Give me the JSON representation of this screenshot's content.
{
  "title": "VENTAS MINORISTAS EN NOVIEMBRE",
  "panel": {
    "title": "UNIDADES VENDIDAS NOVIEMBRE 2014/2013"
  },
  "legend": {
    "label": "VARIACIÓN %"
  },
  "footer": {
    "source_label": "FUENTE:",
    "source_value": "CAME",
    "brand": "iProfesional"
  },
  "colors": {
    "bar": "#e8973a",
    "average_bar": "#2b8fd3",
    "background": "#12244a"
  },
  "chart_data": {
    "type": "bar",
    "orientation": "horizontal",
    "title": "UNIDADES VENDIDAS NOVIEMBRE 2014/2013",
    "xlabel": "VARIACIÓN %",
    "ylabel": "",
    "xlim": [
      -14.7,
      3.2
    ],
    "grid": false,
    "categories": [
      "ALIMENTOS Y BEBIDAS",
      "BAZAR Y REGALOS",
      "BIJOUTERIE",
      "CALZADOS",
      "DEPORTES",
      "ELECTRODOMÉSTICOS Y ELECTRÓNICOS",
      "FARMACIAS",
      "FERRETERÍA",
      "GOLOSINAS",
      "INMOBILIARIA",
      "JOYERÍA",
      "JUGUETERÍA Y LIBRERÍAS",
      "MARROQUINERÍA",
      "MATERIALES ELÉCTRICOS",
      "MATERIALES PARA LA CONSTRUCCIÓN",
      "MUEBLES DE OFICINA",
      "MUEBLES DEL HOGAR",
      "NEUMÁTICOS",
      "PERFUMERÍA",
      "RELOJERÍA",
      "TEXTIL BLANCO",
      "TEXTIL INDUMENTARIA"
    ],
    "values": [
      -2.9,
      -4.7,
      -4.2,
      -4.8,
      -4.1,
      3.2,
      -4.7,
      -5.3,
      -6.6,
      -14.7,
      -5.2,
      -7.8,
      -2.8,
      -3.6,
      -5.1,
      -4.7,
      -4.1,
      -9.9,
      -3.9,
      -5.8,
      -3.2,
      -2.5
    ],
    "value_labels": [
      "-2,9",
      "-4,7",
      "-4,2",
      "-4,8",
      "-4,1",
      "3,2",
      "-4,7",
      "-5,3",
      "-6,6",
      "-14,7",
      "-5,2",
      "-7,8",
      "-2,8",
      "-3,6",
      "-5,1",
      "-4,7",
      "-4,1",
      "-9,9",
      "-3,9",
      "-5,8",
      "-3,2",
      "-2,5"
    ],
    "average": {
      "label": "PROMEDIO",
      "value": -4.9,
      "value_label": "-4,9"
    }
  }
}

• • • • • • •

__GOAL__. From the material given, work out how many lines hold the string "NOVIEMBRE"; state that number and nothing further.

__THE RESULT__. 3